TASK INSTRUCTIONS:
Reproduce the rows below verbatim, starting with the line that contains "summary-text: Overall, the" and ending after the line that contains "rating-point: Rating: 8/10".

MATERIALS PROVIDED:
## Start

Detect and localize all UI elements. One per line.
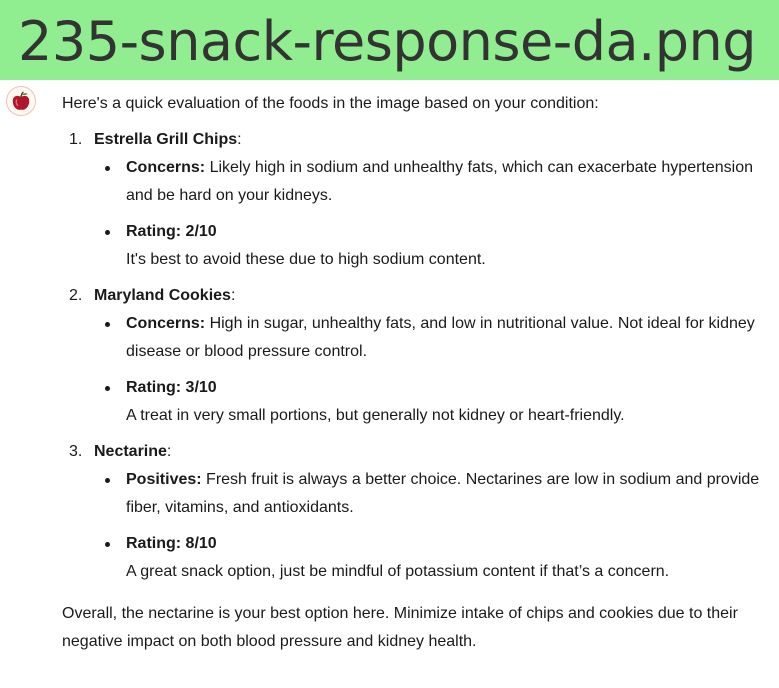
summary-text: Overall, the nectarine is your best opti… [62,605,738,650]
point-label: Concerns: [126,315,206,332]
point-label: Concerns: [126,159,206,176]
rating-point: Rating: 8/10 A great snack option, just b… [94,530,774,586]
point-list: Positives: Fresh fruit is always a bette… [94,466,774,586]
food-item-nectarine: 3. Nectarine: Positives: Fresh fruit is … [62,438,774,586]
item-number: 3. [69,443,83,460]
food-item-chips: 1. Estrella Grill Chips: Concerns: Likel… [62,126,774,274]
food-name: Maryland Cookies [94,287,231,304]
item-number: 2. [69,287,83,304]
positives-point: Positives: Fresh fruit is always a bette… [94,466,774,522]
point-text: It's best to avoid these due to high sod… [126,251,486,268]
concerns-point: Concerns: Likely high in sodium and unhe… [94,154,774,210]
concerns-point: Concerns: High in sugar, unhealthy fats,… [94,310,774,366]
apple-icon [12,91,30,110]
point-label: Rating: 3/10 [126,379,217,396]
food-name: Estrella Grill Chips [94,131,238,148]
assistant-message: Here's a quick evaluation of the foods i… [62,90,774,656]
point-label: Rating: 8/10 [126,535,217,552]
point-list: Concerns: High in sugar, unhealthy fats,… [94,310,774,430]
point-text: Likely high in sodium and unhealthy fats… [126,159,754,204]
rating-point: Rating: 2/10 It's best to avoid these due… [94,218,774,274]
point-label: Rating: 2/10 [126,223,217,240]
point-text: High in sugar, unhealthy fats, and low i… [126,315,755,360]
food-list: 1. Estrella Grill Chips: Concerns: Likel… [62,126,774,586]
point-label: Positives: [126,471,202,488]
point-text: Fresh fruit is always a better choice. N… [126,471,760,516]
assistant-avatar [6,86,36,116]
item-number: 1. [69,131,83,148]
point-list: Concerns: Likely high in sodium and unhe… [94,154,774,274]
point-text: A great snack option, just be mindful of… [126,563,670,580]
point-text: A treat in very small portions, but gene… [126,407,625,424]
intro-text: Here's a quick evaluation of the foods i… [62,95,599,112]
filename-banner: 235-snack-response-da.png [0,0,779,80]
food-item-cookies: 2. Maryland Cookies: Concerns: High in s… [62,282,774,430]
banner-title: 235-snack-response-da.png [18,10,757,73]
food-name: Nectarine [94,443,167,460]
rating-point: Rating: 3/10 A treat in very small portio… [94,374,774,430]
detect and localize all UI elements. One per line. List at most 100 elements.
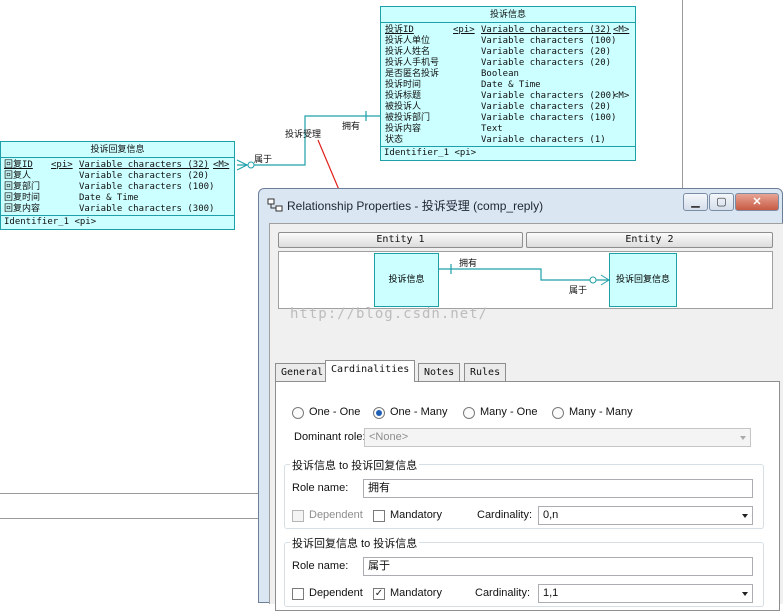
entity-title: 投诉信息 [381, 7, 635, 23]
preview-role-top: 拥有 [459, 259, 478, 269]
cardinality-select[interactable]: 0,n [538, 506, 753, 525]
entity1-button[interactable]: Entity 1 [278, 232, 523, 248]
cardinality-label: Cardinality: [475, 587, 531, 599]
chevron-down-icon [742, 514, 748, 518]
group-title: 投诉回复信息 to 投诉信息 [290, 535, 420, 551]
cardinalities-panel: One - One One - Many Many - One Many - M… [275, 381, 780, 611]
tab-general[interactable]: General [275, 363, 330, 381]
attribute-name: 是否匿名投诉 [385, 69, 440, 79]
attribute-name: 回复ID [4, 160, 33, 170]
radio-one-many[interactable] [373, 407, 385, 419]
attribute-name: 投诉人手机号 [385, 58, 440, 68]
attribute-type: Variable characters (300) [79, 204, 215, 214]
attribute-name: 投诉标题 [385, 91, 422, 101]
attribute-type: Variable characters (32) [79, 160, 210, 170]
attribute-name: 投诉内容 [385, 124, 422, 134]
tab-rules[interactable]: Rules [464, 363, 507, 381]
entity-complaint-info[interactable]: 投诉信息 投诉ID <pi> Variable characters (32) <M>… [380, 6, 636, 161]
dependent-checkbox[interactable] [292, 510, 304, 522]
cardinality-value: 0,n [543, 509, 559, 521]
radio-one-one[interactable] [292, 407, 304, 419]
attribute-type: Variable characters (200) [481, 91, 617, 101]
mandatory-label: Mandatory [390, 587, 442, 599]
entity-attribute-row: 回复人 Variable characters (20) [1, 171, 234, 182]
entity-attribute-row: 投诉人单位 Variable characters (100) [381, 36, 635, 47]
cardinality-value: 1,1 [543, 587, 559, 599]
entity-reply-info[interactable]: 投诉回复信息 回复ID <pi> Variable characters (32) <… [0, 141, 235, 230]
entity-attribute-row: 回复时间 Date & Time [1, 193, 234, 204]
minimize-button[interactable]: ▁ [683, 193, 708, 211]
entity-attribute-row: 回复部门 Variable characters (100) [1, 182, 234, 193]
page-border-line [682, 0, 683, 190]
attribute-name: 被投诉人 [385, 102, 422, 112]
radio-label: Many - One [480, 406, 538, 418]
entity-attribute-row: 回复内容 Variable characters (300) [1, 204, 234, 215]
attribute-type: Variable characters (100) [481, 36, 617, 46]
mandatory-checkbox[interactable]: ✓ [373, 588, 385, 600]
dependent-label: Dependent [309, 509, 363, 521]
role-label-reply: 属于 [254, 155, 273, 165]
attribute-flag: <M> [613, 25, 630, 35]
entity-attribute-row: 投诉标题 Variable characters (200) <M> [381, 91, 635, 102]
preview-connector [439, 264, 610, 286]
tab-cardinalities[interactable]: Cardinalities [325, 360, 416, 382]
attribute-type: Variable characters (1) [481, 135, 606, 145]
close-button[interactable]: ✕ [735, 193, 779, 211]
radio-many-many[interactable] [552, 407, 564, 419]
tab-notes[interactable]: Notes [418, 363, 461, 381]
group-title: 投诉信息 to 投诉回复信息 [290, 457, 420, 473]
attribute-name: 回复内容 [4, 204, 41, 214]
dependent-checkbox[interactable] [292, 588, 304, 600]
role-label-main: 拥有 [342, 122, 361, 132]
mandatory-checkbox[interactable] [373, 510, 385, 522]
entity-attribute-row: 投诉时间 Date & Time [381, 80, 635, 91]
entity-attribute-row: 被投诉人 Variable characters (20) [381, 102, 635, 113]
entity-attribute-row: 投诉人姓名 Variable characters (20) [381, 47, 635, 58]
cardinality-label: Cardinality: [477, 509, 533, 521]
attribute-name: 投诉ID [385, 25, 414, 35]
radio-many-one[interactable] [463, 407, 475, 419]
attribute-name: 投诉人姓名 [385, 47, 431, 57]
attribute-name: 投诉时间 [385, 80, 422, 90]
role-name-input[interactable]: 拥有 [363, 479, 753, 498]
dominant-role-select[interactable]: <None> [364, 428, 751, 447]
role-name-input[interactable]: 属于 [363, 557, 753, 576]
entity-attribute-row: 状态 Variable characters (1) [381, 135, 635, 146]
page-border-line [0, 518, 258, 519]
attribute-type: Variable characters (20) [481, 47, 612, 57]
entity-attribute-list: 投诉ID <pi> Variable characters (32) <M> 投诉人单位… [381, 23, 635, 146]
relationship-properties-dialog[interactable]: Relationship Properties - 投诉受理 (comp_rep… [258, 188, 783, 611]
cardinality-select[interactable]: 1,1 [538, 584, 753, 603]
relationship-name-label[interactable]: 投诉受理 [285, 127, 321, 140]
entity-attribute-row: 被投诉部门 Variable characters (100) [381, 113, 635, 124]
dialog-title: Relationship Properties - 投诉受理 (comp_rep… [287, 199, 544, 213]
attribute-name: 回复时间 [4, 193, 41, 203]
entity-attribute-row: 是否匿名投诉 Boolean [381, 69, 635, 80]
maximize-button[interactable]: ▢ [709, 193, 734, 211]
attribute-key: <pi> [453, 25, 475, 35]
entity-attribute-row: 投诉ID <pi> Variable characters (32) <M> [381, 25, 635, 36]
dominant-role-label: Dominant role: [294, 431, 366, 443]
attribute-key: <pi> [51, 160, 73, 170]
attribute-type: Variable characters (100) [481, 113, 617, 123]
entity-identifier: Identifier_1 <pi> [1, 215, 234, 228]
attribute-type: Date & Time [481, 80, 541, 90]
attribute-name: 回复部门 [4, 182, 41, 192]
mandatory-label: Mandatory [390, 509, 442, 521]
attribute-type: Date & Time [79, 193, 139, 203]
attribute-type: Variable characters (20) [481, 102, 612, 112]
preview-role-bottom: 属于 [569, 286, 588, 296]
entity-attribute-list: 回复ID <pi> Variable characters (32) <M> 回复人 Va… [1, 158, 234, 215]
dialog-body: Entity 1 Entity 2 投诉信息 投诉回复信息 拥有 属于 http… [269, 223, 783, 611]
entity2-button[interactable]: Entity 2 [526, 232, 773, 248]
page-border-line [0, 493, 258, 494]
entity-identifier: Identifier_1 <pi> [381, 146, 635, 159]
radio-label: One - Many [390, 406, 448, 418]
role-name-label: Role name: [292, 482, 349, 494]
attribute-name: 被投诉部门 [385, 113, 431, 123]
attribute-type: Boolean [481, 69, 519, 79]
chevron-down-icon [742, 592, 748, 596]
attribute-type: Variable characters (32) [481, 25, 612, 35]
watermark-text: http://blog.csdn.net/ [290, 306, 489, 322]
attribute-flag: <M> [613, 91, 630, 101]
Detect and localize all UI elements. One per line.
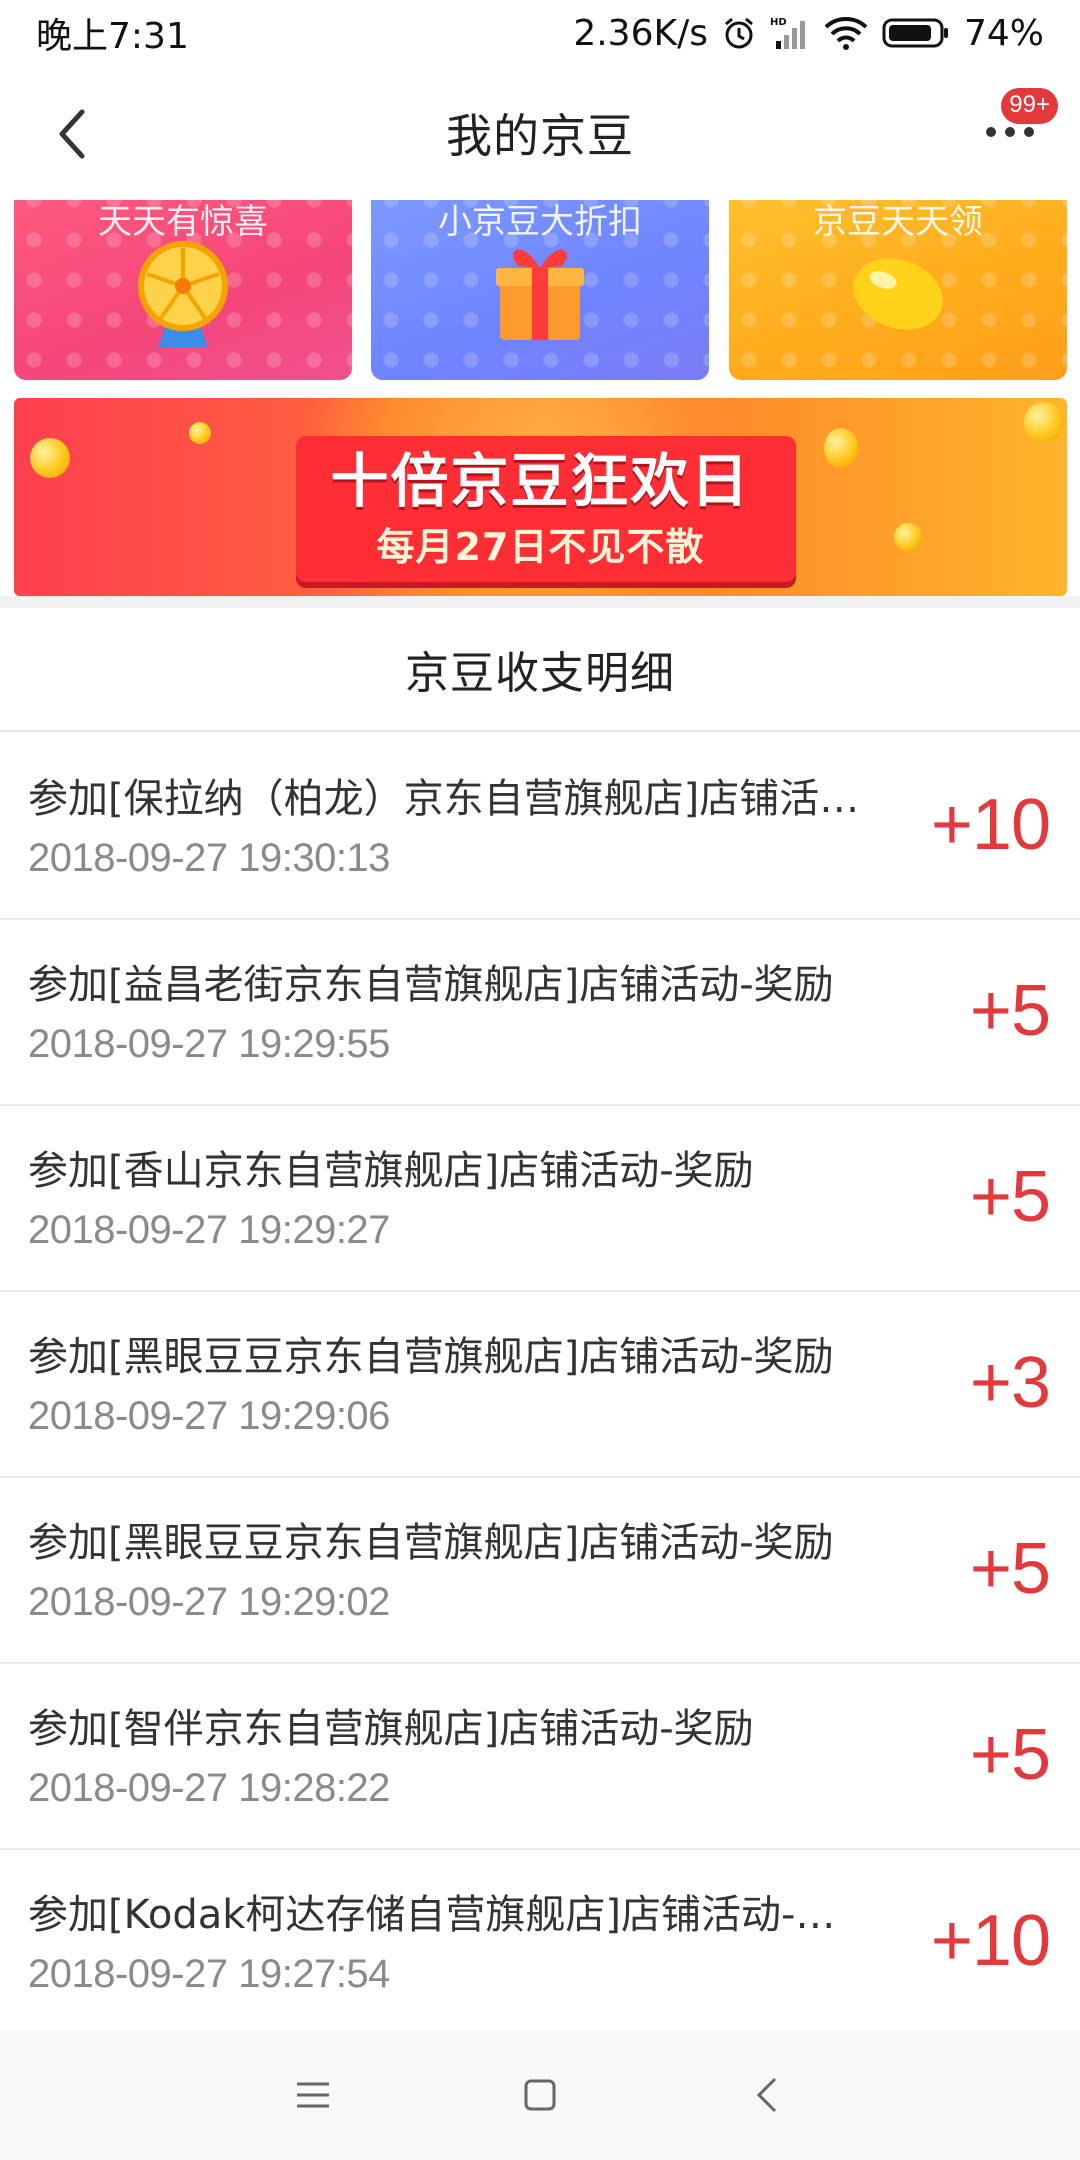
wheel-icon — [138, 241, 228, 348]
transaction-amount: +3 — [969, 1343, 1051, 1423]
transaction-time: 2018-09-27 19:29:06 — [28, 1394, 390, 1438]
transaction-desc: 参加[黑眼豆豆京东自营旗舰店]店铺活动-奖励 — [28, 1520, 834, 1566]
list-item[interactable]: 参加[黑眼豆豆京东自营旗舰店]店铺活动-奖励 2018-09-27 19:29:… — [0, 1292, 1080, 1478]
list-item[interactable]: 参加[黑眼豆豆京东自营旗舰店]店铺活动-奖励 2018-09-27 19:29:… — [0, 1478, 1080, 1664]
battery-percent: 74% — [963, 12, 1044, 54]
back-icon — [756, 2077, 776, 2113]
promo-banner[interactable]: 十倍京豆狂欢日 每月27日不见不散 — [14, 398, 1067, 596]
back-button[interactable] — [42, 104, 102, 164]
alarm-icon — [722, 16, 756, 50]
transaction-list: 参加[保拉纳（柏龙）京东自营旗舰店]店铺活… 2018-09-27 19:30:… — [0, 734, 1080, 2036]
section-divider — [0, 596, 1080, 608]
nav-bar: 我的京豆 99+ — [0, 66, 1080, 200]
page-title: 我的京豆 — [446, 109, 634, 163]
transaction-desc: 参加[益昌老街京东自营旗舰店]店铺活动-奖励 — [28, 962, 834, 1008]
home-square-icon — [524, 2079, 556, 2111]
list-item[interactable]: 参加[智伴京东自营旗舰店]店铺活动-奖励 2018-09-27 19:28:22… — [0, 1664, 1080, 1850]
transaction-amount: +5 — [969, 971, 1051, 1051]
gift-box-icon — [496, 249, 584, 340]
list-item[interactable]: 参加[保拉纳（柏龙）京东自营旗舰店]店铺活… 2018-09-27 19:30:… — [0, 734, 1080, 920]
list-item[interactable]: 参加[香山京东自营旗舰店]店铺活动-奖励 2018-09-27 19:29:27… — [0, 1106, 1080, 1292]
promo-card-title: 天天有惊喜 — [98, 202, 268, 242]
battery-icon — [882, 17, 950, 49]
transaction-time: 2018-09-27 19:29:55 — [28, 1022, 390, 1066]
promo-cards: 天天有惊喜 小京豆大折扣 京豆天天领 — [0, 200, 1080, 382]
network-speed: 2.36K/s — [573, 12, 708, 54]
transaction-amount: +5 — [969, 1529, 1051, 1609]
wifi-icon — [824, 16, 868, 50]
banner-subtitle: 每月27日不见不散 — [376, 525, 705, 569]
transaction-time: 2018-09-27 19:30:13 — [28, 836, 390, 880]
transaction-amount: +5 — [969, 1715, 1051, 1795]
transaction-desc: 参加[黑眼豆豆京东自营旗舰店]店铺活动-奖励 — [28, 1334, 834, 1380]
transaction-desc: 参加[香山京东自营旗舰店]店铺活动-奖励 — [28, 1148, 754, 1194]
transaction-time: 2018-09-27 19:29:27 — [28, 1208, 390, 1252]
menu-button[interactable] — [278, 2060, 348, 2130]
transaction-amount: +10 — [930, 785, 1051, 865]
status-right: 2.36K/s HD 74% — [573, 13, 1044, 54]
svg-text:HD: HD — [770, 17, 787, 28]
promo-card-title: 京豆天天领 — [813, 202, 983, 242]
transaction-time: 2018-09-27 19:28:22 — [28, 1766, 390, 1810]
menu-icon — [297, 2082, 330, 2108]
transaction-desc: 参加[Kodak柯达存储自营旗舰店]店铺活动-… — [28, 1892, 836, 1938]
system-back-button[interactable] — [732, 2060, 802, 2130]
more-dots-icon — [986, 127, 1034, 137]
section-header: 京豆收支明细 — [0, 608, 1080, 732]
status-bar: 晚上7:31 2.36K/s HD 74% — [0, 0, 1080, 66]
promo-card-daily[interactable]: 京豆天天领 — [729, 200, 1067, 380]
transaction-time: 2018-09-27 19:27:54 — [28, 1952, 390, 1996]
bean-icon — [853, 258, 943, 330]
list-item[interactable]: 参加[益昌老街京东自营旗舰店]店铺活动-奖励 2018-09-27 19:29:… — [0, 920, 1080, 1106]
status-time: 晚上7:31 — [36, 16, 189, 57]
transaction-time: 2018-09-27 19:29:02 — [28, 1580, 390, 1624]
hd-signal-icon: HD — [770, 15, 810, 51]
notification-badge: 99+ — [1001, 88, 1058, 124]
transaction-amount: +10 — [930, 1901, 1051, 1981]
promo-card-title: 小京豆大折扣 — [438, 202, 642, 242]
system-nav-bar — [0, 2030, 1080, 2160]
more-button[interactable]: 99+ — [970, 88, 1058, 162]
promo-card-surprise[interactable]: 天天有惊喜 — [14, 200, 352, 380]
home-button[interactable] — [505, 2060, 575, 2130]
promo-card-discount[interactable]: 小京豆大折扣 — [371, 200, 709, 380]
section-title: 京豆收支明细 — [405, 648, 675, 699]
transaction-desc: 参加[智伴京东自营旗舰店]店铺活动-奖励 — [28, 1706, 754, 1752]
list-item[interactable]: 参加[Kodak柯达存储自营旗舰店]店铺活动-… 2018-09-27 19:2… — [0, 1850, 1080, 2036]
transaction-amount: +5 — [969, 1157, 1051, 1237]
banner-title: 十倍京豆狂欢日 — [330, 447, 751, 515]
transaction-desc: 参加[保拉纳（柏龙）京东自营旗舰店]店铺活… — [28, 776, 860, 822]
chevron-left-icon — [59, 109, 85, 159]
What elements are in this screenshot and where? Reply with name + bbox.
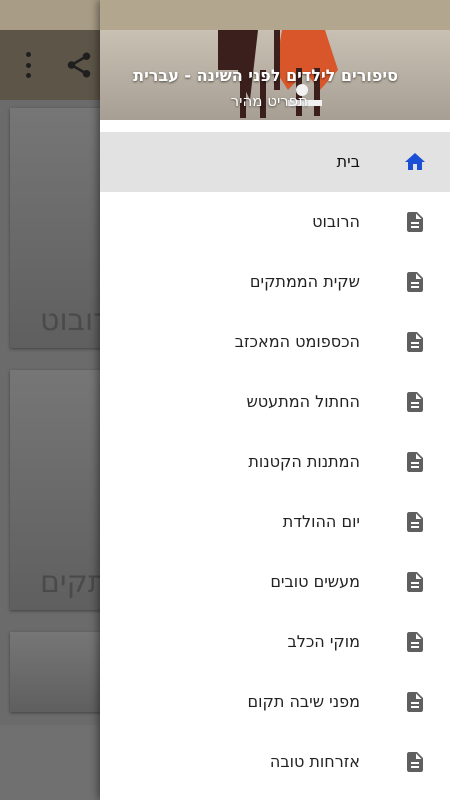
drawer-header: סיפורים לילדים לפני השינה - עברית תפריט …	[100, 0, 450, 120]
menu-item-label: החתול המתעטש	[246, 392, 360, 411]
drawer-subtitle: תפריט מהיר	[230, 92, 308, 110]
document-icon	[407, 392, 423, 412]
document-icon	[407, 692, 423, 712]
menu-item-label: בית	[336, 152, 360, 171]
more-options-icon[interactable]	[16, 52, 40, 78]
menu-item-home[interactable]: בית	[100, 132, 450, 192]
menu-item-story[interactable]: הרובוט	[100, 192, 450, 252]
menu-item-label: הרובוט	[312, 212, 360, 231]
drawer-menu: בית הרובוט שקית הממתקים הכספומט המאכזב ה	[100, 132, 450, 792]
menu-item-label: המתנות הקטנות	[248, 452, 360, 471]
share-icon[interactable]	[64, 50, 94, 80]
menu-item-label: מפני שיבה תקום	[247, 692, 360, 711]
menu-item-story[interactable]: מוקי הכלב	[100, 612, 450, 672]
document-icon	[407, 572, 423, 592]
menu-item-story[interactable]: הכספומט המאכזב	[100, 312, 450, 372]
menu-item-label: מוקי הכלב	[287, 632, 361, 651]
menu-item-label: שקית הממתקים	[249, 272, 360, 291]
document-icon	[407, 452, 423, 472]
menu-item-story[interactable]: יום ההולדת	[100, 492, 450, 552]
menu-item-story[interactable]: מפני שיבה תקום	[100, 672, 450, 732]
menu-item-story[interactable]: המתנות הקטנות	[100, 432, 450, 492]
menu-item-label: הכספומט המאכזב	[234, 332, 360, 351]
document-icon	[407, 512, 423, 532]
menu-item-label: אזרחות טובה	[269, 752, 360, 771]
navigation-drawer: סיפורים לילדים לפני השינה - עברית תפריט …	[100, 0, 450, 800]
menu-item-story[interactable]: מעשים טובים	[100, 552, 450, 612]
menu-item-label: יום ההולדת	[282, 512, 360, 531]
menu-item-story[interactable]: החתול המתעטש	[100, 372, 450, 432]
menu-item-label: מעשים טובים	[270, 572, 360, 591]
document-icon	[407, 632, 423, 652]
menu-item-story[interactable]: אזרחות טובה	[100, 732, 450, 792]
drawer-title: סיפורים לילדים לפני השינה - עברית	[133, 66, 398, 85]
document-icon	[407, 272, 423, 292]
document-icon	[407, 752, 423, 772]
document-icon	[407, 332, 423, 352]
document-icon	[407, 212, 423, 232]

## End

WRITTEN ANSWER:
summary-text: Overall, the nectarine is your best opti… [62,605,738,650]
point-label: Concerns: [126,315,206,332]
point-label: Concerns: [126,159,206,176]
rating-point: Rating: 8/10 A great snack option, just b… [94,530,774,586]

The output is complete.